== Information supplied
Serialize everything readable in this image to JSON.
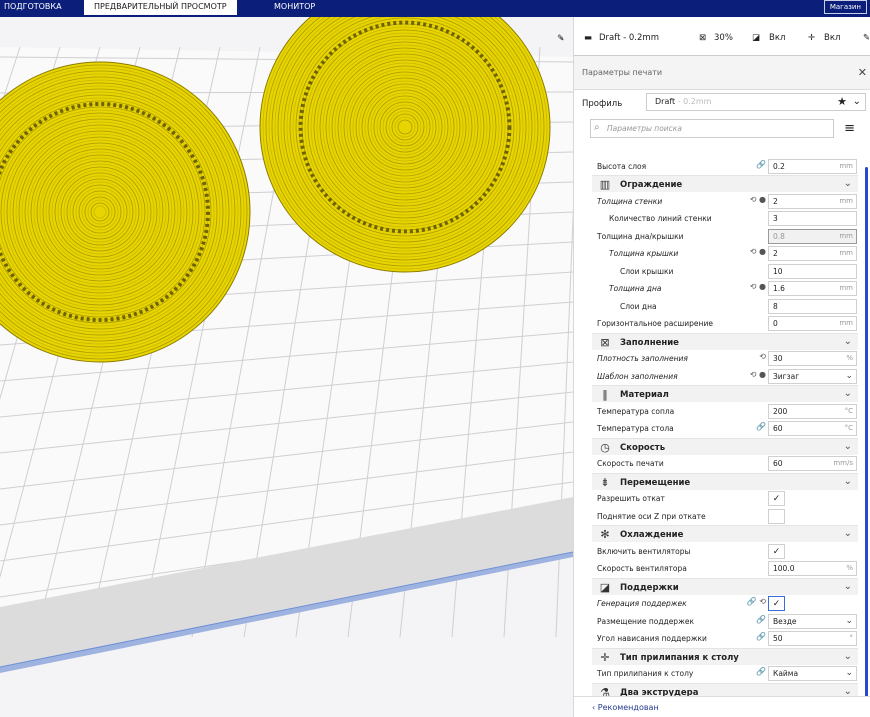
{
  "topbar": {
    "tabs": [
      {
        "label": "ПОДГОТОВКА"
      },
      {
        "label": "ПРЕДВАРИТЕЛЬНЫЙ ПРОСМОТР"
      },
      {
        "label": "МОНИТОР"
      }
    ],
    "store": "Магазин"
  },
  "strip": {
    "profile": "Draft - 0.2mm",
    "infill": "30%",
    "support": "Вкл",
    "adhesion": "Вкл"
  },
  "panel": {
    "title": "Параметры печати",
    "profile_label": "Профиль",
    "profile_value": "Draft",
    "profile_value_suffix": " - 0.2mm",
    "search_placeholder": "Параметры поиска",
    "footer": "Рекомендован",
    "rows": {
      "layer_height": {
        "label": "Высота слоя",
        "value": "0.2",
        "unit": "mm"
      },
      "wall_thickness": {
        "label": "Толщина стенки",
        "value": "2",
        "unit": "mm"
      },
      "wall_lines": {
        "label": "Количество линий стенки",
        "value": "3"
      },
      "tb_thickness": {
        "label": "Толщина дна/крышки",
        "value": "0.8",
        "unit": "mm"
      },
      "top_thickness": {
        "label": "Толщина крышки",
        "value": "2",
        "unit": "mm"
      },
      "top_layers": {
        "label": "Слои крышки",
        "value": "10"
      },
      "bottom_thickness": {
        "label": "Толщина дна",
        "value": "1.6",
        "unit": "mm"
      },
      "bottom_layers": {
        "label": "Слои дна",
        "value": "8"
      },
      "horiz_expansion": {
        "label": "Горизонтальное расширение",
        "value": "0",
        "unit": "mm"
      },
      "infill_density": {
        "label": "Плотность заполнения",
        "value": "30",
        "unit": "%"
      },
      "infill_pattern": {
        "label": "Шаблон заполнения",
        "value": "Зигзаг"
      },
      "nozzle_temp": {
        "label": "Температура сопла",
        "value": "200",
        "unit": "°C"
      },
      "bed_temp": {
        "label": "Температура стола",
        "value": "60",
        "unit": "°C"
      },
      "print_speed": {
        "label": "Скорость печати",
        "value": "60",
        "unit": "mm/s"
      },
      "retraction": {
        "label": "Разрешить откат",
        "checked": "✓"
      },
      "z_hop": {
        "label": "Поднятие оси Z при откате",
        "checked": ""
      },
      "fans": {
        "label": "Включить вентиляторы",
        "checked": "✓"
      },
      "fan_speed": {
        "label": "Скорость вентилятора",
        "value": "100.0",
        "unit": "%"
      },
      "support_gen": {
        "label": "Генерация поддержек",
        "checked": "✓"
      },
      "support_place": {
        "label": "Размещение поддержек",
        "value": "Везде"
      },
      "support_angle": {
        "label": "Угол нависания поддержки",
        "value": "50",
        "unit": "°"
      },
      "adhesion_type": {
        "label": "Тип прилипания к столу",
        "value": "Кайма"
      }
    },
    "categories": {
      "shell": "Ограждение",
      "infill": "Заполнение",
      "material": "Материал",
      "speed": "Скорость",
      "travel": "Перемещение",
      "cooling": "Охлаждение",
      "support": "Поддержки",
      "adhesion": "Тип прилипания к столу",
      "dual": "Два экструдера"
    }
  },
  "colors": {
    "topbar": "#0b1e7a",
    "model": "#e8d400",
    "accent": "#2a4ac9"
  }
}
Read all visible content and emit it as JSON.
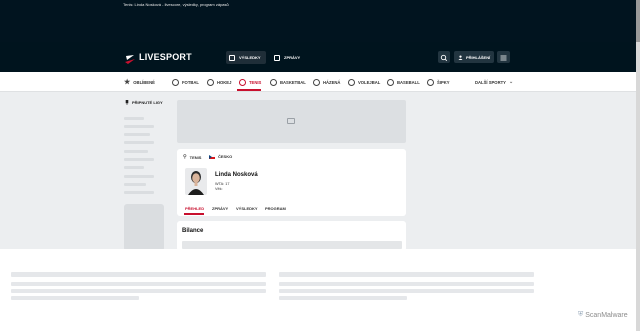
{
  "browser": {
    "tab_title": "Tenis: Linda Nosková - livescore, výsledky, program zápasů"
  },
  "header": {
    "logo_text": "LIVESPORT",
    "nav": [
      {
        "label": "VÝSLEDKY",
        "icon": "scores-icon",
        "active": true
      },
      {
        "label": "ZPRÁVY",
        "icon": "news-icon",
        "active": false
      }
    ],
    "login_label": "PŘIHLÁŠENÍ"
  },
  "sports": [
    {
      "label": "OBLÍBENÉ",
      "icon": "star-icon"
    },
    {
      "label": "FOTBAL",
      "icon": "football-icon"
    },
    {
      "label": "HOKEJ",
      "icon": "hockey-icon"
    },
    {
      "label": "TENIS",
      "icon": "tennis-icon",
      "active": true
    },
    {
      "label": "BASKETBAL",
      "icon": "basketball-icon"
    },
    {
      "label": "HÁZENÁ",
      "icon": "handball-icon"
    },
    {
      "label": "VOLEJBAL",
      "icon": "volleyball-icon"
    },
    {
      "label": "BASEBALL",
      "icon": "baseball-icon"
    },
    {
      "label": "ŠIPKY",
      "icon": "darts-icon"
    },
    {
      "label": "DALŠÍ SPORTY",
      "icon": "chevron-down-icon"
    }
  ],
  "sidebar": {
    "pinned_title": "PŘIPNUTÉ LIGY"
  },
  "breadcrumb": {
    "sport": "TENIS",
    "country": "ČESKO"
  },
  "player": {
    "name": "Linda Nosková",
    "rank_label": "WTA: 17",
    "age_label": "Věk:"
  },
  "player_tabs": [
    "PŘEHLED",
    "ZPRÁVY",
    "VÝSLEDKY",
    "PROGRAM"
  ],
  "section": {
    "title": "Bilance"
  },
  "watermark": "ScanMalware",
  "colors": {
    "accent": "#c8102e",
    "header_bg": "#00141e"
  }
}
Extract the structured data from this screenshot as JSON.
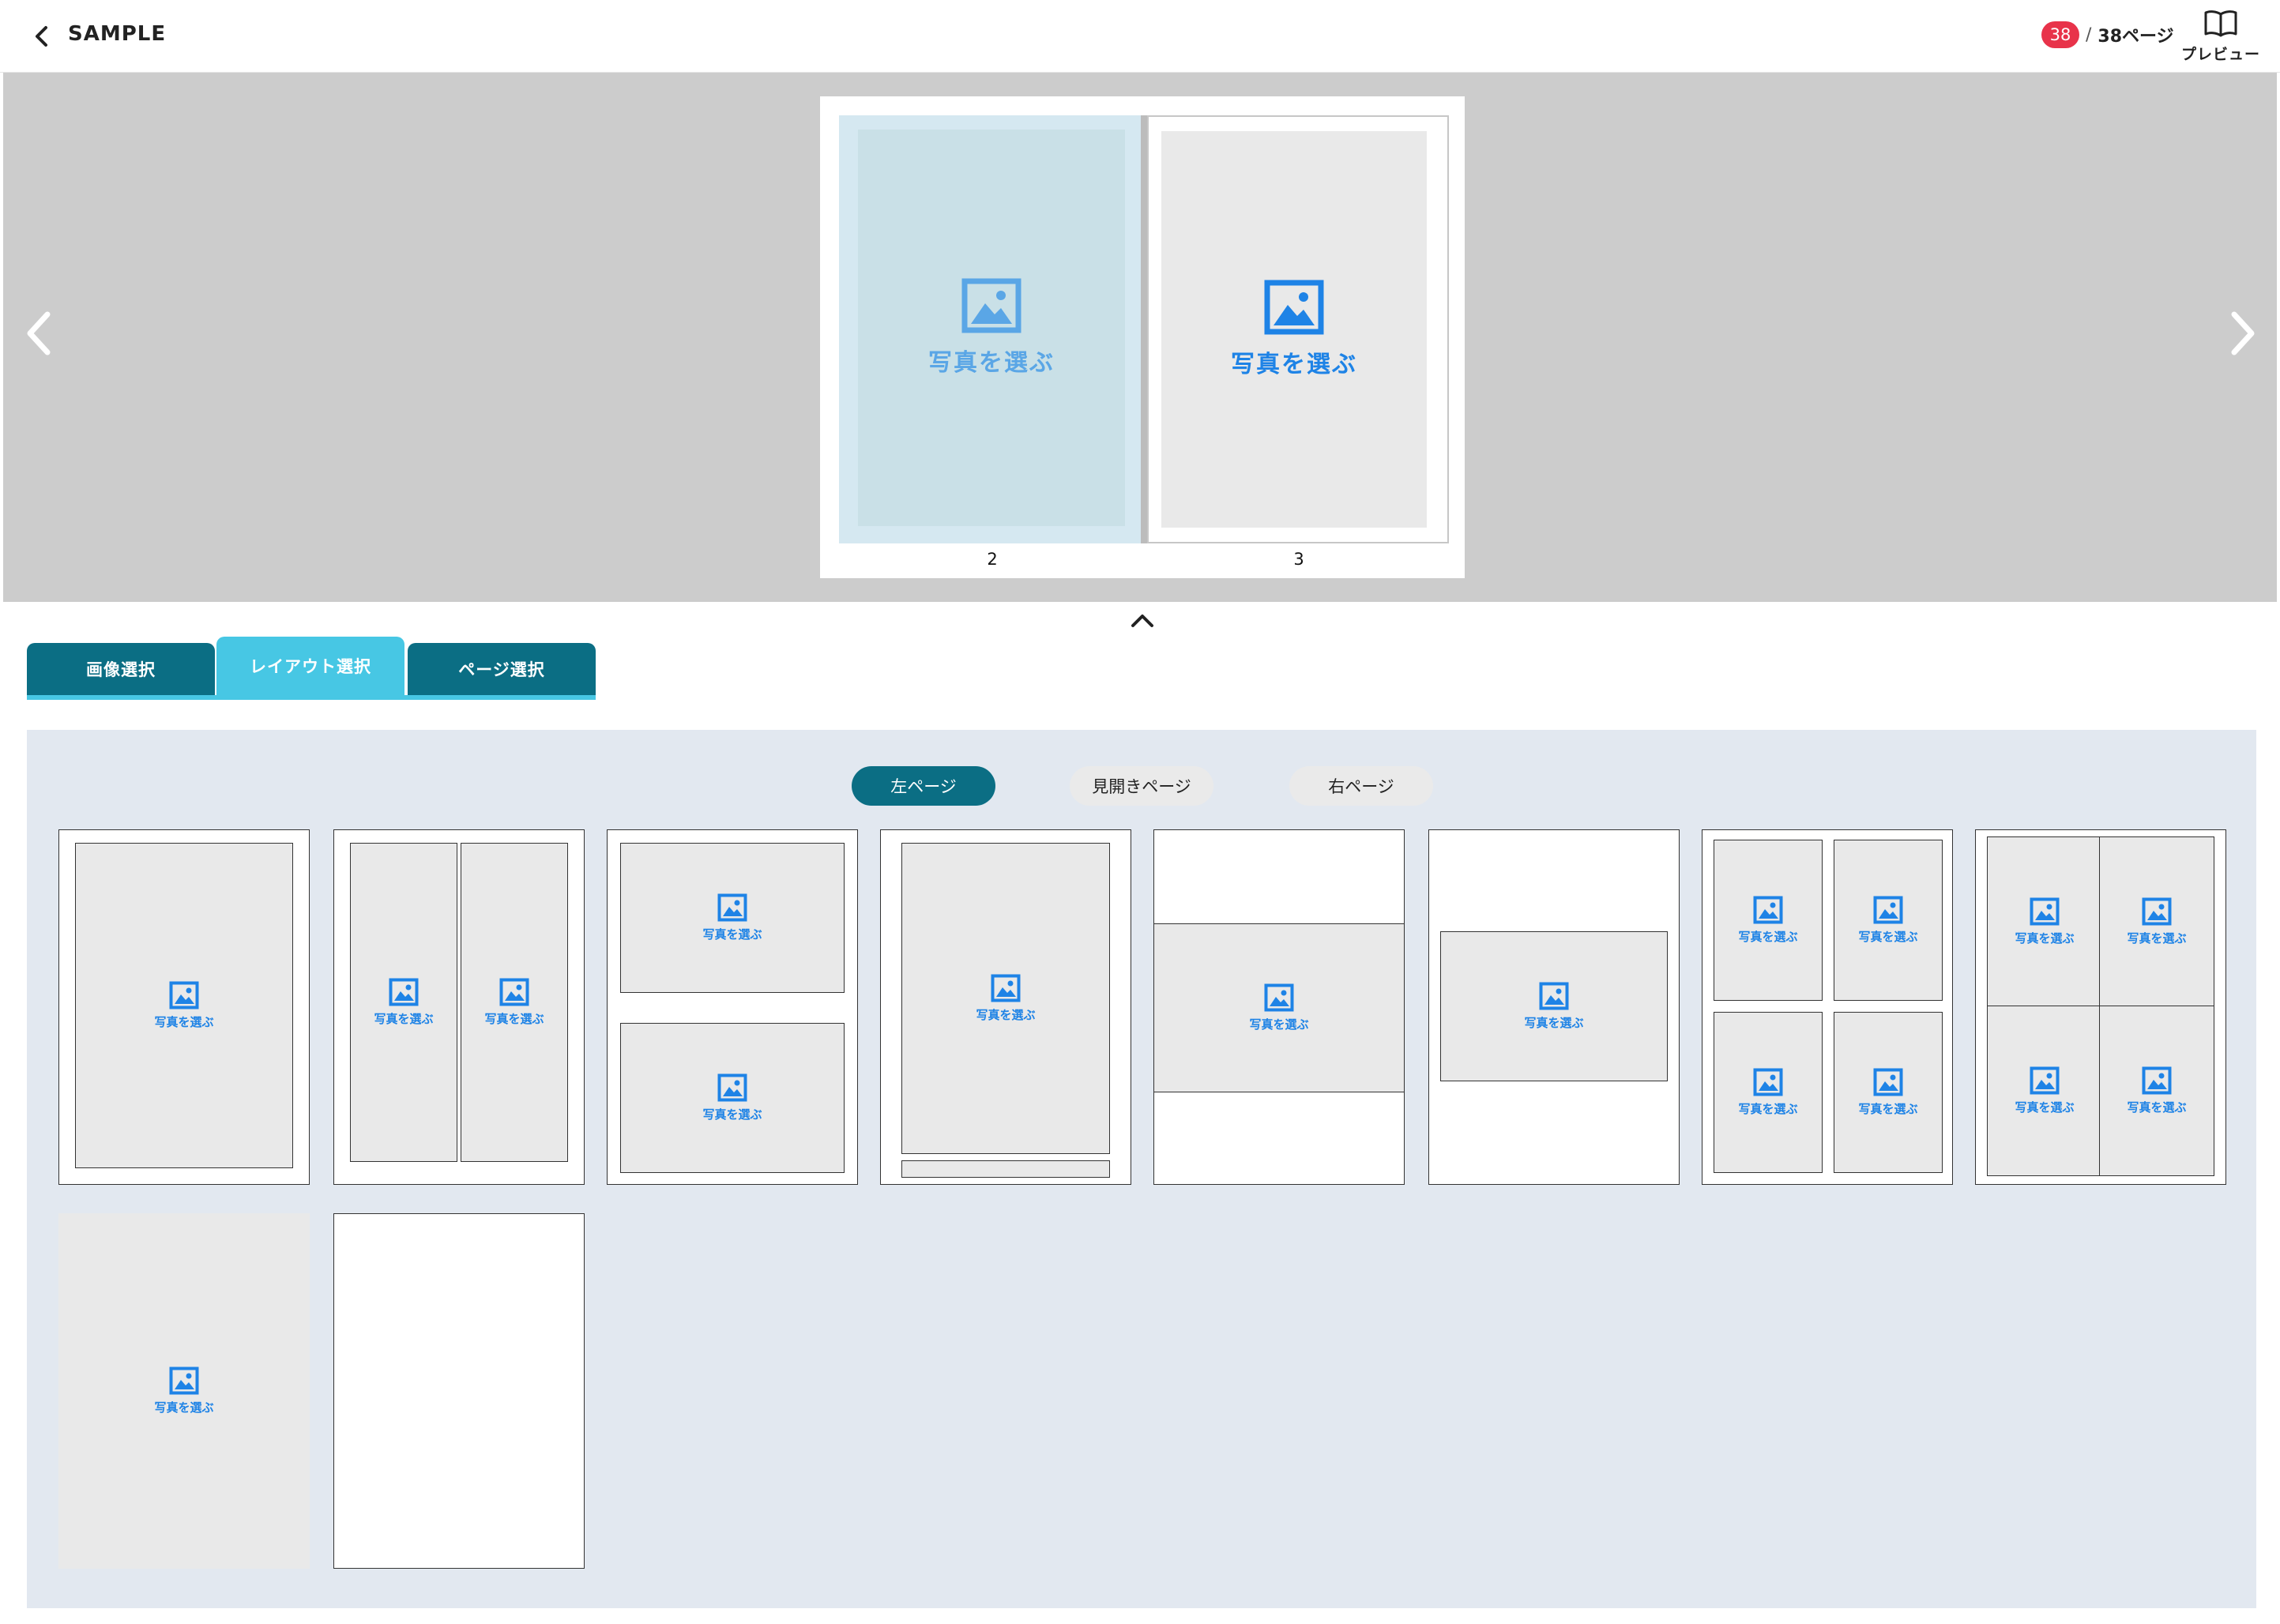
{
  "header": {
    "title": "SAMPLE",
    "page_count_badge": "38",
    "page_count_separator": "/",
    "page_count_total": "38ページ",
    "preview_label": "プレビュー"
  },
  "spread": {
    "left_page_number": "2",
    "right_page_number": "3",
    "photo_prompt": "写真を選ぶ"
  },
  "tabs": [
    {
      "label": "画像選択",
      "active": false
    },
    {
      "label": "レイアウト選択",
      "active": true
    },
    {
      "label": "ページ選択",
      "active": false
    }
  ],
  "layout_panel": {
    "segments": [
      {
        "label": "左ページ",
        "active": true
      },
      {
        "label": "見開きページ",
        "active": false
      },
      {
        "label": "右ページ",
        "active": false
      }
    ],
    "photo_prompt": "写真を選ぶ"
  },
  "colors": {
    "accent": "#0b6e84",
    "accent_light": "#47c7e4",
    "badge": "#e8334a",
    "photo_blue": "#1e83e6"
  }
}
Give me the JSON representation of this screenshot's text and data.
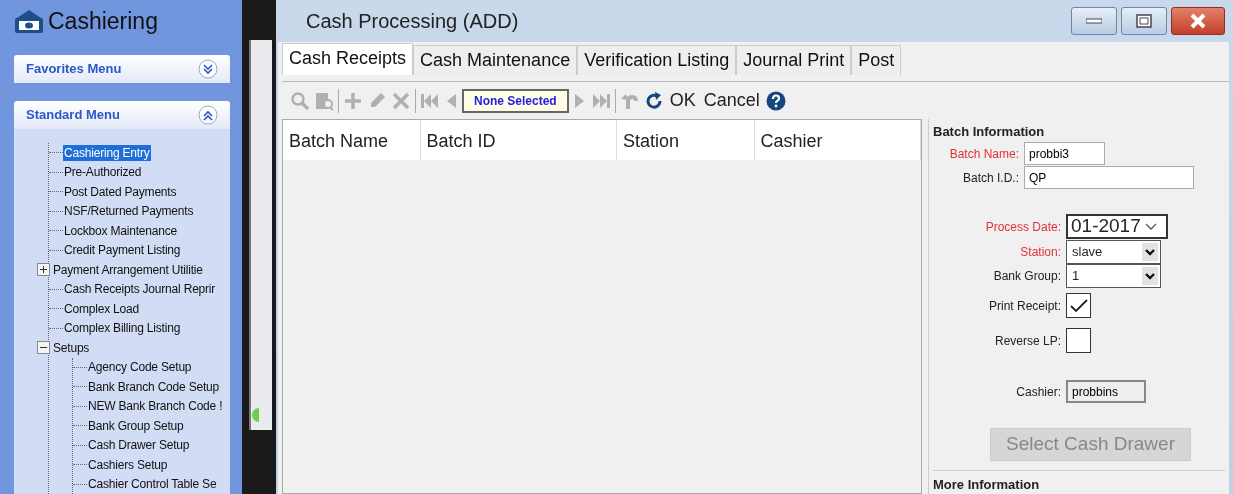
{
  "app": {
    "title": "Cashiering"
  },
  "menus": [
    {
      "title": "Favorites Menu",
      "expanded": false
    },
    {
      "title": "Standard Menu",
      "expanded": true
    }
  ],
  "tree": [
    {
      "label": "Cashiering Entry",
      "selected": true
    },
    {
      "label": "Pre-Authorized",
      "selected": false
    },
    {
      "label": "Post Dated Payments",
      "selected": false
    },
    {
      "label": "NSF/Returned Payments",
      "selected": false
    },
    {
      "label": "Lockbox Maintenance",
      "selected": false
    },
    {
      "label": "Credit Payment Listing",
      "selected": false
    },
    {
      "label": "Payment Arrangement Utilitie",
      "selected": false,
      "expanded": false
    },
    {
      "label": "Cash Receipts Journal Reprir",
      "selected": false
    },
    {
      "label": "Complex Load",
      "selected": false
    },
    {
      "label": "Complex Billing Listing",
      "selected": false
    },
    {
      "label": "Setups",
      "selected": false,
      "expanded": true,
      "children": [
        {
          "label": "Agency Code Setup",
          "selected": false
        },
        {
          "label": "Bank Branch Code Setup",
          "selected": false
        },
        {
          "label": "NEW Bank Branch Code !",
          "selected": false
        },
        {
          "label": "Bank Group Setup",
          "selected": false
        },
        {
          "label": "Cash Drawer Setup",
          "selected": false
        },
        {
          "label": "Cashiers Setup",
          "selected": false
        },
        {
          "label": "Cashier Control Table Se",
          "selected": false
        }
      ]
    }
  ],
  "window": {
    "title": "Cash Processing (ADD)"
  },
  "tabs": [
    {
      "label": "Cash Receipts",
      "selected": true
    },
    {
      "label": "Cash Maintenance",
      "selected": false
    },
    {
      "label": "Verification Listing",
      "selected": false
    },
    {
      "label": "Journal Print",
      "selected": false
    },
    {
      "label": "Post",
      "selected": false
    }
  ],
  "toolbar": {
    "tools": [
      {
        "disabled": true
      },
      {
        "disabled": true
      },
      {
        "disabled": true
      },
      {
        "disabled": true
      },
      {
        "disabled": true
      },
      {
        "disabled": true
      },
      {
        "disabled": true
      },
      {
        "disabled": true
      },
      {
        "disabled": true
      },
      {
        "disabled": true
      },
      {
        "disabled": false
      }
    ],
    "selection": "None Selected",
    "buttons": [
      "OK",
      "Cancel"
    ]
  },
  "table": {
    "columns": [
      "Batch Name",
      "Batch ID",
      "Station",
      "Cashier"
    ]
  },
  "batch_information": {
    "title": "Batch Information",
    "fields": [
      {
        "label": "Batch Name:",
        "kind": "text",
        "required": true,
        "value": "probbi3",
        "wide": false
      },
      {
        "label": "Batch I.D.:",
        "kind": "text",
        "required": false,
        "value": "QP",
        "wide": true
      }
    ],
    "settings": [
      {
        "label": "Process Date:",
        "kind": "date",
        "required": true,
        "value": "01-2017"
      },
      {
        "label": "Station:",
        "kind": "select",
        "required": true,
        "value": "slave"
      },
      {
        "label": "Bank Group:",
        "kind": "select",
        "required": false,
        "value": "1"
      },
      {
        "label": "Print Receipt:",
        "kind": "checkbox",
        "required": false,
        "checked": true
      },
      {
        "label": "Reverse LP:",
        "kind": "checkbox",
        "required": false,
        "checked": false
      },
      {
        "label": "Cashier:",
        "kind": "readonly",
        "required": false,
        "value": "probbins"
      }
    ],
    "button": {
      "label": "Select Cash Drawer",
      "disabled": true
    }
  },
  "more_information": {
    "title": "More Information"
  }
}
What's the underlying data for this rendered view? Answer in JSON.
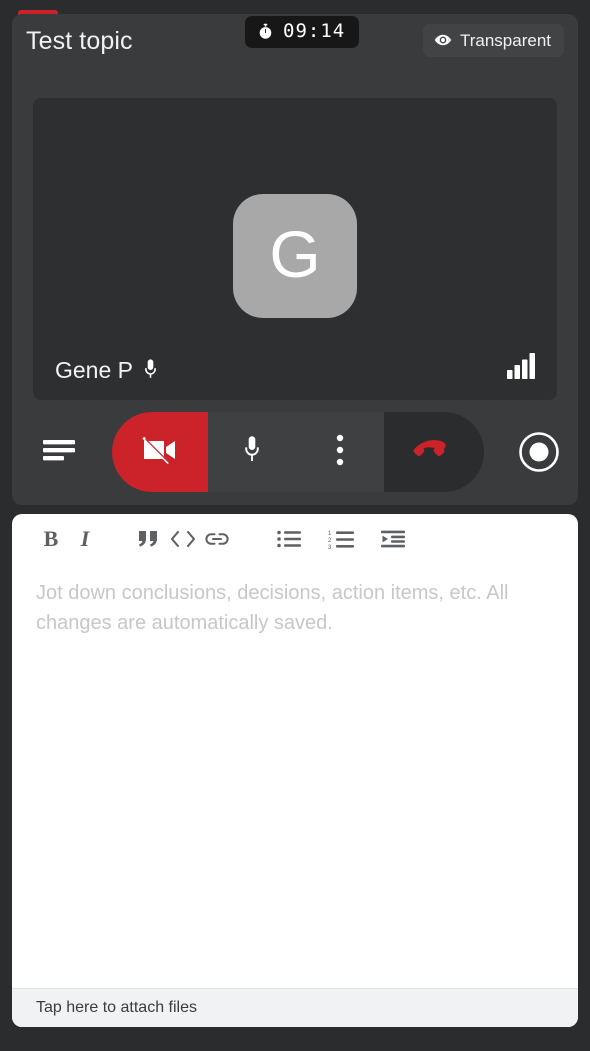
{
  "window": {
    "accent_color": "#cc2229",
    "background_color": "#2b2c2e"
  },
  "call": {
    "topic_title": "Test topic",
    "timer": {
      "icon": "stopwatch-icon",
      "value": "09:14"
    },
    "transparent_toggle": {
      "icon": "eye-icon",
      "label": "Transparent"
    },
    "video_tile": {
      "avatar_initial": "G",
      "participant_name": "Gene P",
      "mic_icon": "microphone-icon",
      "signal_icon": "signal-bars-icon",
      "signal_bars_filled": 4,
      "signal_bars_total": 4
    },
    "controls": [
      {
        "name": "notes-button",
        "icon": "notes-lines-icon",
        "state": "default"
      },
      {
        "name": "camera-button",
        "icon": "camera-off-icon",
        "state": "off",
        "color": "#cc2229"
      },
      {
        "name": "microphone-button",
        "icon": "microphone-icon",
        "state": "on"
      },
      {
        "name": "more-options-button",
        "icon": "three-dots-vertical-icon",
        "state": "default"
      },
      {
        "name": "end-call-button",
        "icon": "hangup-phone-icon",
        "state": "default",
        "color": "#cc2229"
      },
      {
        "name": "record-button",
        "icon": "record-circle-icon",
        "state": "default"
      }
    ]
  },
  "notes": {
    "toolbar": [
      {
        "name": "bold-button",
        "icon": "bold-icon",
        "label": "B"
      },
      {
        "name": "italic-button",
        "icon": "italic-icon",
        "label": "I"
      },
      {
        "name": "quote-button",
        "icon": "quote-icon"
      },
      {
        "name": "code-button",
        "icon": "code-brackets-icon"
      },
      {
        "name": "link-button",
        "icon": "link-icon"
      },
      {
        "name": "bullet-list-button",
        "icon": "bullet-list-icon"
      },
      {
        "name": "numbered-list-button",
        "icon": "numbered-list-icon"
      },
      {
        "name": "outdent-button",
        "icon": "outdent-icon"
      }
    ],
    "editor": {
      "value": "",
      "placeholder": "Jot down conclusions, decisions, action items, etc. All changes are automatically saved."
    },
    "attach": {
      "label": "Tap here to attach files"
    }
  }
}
====
Check each line of the records for "bullet" and copy the ones that contain it.

# Full solution
        "name": "bullet-list-button",
        "icon": "bullet-list-icon"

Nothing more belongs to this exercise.